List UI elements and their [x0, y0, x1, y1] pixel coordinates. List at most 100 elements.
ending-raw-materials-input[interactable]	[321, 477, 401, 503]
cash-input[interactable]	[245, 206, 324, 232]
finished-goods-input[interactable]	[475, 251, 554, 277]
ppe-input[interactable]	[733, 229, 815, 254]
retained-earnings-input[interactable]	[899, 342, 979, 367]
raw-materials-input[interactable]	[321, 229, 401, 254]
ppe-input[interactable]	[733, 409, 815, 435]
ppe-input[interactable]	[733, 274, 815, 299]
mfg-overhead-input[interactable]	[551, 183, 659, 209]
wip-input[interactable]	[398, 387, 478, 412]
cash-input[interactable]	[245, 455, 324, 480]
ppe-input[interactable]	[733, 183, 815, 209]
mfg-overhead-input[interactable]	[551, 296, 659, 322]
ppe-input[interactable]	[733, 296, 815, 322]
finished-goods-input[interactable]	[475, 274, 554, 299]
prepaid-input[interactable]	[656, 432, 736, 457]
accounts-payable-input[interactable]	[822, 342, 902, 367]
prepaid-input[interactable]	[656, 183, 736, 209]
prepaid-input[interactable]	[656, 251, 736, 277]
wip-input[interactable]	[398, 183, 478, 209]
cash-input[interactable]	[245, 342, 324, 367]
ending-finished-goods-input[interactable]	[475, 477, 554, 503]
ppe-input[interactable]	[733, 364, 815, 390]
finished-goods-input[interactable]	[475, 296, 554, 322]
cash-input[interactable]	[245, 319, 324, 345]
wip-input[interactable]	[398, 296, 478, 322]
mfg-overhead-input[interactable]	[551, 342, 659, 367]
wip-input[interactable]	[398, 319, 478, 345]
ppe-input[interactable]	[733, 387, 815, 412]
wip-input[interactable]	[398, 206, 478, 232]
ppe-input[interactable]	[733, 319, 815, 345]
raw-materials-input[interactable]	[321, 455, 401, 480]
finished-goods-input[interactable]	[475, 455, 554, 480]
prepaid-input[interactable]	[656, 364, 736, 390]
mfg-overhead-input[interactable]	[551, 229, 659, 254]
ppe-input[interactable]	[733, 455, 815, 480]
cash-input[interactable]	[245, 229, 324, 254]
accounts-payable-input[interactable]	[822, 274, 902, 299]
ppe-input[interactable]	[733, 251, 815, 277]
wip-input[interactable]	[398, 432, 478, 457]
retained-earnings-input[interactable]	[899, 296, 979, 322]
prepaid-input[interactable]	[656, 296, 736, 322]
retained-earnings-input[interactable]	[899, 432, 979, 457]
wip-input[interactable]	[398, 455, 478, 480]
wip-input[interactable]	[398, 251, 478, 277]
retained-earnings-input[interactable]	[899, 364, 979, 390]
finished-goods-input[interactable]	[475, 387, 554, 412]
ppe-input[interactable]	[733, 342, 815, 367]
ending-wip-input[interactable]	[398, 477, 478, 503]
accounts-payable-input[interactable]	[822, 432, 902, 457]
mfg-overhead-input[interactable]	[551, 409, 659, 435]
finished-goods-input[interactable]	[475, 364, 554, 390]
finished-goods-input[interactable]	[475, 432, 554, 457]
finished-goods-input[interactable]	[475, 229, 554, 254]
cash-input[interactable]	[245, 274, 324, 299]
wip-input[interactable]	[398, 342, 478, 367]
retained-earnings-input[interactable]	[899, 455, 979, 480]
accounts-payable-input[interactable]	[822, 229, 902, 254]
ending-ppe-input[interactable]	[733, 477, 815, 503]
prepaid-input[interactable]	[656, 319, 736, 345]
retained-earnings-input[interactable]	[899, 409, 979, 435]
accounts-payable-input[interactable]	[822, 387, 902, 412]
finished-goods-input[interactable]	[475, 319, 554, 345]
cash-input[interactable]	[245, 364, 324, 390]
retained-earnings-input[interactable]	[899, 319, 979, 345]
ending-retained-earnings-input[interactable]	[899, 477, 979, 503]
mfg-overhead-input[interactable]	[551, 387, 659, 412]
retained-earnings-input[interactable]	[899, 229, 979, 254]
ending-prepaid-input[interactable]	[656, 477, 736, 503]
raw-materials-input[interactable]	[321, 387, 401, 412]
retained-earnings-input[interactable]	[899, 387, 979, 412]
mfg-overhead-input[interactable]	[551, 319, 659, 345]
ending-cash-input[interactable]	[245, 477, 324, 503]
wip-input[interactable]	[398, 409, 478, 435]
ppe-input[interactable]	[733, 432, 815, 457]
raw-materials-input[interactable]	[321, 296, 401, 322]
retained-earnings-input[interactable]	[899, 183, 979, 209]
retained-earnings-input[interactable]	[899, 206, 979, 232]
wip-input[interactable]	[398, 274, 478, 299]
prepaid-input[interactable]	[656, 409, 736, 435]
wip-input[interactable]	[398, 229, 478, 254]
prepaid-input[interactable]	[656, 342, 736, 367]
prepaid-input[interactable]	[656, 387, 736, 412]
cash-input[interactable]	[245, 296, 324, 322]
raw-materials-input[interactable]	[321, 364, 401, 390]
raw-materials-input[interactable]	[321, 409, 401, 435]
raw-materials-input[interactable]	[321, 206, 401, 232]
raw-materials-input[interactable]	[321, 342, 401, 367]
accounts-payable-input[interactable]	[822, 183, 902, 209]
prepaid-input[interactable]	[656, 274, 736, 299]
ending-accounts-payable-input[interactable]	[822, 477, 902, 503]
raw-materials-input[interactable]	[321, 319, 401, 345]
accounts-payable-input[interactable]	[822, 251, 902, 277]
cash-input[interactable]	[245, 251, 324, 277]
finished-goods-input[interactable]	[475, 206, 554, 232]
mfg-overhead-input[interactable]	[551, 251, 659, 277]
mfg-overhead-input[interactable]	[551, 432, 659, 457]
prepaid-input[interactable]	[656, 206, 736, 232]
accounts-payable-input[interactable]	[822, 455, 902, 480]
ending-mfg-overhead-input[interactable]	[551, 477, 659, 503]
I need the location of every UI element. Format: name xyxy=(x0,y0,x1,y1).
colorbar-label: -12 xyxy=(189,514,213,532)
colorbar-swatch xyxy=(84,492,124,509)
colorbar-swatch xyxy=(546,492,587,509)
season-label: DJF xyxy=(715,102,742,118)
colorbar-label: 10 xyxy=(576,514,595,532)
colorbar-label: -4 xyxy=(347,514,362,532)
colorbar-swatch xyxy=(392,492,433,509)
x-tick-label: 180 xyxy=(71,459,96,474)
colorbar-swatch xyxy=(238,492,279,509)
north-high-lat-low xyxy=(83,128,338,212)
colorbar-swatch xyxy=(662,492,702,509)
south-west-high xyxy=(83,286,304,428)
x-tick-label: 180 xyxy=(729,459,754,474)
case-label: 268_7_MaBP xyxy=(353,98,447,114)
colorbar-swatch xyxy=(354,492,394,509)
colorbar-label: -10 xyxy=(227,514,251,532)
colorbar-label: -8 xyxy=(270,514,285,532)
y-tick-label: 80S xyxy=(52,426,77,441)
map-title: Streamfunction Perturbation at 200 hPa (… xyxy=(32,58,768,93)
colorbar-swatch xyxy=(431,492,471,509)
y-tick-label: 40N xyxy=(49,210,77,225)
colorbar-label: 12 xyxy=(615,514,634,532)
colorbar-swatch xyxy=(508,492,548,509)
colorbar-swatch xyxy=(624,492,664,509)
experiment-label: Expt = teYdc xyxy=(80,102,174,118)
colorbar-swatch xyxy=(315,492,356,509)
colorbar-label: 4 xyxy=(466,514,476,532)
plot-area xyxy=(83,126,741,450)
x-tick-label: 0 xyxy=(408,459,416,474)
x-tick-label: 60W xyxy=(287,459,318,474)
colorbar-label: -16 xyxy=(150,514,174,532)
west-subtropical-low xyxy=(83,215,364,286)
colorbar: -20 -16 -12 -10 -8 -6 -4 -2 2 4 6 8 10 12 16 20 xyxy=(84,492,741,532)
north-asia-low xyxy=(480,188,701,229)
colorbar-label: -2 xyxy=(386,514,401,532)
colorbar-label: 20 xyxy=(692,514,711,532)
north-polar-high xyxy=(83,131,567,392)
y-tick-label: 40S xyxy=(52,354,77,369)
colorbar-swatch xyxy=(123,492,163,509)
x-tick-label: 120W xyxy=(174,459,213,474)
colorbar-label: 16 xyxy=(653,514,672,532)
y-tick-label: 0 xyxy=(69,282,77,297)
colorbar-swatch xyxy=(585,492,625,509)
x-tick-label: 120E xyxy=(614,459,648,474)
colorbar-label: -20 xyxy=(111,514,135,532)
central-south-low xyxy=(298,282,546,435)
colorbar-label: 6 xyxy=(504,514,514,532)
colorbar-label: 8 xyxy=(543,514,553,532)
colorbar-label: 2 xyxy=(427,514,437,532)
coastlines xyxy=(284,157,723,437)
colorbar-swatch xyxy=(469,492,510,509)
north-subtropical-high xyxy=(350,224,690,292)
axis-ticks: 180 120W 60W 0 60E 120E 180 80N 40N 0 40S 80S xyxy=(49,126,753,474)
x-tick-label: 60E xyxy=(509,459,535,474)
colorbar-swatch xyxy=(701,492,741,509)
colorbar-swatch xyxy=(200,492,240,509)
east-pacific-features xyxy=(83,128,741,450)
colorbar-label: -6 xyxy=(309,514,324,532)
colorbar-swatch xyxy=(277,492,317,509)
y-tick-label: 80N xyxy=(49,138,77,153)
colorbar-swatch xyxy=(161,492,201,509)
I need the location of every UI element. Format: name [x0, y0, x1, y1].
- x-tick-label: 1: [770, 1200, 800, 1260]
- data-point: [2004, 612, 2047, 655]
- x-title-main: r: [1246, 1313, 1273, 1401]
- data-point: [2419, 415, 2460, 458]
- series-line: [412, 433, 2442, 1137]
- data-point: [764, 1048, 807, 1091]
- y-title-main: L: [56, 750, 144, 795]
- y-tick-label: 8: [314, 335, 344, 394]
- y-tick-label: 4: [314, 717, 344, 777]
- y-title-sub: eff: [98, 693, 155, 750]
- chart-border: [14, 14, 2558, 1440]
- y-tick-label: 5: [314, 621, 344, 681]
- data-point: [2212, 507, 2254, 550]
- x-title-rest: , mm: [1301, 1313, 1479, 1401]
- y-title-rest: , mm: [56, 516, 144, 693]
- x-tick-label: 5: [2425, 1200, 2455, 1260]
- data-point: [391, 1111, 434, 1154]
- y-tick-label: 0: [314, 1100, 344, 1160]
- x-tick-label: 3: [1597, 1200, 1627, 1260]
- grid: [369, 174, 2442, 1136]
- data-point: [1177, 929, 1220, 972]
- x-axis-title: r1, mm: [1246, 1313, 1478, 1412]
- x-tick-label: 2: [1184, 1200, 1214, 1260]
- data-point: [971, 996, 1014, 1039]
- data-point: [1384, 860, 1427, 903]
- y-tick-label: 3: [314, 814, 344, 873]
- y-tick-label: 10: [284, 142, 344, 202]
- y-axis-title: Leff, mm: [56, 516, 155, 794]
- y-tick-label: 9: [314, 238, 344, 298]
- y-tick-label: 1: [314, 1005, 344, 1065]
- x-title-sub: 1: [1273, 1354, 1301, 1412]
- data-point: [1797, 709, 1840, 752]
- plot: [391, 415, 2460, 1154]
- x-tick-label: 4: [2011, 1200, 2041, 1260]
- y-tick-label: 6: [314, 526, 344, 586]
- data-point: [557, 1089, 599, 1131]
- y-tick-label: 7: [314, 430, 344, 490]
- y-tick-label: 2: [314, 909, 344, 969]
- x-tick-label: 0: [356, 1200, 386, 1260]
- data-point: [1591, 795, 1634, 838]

* Your goal: Return the records unchanged, starting at their first line and ending with the line that contains "342, 659, 367]", including both of those lines.

* Result:
List UI elements and their [x0, y0, x1, y1] pixel coordinates. List at most 100 elements.
ending-raw-materials-input[interactable]	[321, 477, 401, 503]
cash-input[interactable]	[245, 206, 324, 232]
finished-goods-input[interactable]	[475, 251, 554, 277]
ppe-input[interactable]	[733, 229, 815, 254]
retained-earnings-input[interactable]	[899, 342, 979, 367]
raw-materials-input[interactable]	[321, 229, 401, 254]
ppe-input[interactable]	[733, 409, 815, 435]
ppe-input[interactable]	[733, 274, 815, 299]
mfg-overhead-input[interactable]	[551, 183, 659, 209]
wip-input[interactable]	[398, 387, 478, 412]
cash-input[interactable]	[245, 455, 324, 480]
ppe-input[interactable]	[733, 183, 815, 209]
mfg-overhead-input[interactable]	[551, 296, 659, 322]
ppe-input[interactable]	[733, 296, 815, 322]
finished-goods-input[interactable]	[475, 274, 554, 299]
prepaid-input[interactable]	[656, 432, 736, 457]
accounts-payable-input[interactable]	[822, 342, 902, 367]
prepaid-input[interactable]	[656, 183, 736, 209]
prepaid-input[interactable]	[656, 251, 736, 277]
wip-input[interactable]	[398, 183, 478, 209]
cash-input[interactable]	[245, 342, 324, 367]
ending-finished-goods-input[interactable]	[475, 477, 554, 503]
ppe-input[interactable]	[733, 364, 815, 390]
finished-goods-input[interactable]	[475, 296, 554, 322]
cash-input[interactable]	[245, 319, 324, 345]
wip-input[interactable]	[398, 296, 478, 322]
mfg-overhead-input[interactable]	[551, 342, 659, 367]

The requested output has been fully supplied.